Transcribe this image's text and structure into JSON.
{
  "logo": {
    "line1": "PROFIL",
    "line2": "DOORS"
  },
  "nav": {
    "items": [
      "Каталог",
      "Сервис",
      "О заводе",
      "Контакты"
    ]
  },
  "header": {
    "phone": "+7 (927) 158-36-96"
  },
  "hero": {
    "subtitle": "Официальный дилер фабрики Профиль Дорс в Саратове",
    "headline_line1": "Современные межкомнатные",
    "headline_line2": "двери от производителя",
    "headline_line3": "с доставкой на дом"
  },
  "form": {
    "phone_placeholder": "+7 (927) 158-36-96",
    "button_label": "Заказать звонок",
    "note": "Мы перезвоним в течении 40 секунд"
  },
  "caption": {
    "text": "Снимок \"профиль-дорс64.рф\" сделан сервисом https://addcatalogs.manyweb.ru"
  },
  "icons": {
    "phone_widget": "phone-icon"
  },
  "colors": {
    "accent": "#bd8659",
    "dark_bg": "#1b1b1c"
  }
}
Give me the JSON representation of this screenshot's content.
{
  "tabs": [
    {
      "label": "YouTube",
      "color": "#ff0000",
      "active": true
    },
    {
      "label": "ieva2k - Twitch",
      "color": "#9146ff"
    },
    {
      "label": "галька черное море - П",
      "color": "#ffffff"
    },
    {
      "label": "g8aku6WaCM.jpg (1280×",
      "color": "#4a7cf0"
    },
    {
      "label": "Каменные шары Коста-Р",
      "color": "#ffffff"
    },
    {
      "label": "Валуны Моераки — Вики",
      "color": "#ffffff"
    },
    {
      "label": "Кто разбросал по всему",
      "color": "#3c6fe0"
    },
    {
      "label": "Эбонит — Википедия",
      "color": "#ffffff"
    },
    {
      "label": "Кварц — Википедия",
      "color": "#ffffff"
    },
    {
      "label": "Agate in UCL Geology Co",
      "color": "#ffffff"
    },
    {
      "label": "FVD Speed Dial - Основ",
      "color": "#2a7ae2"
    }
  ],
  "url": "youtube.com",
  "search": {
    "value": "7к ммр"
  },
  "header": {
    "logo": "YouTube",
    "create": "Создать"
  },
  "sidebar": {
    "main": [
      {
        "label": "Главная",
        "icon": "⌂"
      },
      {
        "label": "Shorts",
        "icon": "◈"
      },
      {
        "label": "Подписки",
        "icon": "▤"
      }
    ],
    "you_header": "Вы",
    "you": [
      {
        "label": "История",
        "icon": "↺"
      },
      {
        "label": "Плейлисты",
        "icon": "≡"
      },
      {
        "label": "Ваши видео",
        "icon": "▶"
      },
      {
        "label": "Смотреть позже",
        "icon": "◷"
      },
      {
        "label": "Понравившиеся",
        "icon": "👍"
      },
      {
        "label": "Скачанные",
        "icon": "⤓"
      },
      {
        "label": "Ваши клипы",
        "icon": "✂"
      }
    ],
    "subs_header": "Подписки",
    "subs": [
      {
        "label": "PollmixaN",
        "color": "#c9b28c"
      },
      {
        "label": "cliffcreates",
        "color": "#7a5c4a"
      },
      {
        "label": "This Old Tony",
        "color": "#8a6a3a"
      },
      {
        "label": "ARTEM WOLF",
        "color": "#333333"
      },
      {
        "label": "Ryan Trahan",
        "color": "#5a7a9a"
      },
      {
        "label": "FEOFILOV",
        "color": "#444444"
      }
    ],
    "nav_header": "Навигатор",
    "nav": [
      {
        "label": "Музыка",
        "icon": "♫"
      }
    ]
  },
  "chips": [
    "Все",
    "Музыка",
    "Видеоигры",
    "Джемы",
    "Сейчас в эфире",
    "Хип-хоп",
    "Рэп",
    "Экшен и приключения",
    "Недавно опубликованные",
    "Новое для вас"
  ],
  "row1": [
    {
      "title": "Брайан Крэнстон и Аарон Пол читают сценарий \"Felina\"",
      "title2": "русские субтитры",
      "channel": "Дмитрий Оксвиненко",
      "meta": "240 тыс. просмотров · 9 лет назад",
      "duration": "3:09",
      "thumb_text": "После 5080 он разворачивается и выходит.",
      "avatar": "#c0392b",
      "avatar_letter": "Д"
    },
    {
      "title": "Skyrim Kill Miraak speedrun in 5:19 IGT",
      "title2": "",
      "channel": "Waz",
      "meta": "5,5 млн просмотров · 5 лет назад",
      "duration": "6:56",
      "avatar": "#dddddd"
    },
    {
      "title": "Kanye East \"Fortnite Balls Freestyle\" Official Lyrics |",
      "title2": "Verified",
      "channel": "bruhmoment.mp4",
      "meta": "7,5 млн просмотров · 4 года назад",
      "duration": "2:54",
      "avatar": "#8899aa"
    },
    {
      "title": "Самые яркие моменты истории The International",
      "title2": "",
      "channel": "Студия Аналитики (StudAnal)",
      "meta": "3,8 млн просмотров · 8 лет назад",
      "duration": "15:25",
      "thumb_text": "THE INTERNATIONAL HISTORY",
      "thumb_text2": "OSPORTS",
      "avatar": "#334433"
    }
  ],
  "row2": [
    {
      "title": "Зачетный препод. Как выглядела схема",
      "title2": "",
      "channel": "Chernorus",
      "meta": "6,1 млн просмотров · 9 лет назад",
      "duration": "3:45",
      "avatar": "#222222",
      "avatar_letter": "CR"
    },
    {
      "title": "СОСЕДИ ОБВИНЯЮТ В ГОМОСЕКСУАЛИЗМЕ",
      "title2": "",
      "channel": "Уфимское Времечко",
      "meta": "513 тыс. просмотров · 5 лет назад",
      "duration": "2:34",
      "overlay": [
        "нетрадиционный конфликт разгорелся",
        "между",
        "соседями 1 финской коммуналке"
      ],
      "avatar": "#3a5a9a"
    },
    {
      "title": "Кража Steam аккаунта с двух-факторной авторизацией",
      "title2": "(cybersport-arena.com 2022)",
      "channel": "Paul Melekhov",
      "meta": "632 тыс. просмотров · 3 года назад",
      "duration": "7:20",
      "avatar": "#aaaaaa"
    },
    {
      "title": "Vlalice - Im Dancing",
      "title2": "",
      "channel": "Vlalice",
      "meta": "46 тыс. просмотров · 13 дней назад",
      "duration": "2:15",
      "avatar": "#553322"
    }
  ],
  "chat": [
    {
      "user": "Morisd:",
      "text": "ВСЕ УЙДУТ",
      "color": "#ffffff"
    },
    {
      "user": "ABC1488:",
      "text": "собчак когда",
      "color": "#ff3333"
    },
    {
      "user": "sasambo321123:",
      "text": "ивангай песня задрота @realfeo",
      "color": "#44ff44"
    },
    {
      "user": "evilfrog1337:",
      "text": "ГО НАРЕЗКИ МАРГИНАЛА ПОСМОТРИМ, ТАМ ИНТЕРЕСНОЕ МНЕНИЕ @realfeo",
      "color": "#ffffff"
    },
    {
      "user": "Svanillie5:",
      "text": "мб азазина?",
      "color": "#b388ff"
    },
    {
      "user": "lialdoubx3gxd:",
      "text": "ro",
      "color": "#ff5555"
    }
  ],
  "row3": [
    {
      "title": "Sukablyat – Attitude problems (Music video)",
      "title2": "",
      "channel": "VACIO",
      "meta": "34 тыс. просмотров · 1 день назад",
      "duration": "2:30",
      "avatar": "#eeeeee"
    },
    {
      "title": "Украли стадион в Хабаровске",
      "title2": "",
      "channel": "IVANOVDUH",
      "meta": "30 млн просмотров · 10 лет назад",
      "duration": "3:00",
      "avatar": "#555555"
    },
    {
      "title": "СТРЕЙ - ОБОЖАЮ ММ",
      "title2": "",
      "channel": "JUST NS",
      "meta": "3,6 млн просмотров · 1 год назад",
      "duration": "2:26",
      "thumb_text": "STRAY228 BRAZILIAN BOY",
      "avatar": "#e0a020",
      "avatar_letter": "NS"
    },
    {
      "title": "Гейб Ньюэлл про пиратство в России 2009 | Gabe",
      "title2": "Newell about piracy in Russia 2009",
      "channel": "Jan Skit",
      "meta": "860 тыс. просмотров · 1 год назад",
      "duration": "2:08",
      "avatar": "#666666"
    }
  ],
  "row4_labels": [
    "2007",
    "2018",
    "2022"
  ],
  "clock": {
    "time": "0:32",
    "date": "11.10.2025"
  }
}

- **Exercise brief**
Scan the material above for the word "realfeo". Copy each line where it occurs.

- **Final result**
      "text": "ивангай песня задрота @realfeo",
      "text": "ГО НАРЕЗКИ МАРГИНАЛА ПОСМОТРИМ, ТАМ ИНТЕРЕСНОЕ МНЕНИЕ @realfeo",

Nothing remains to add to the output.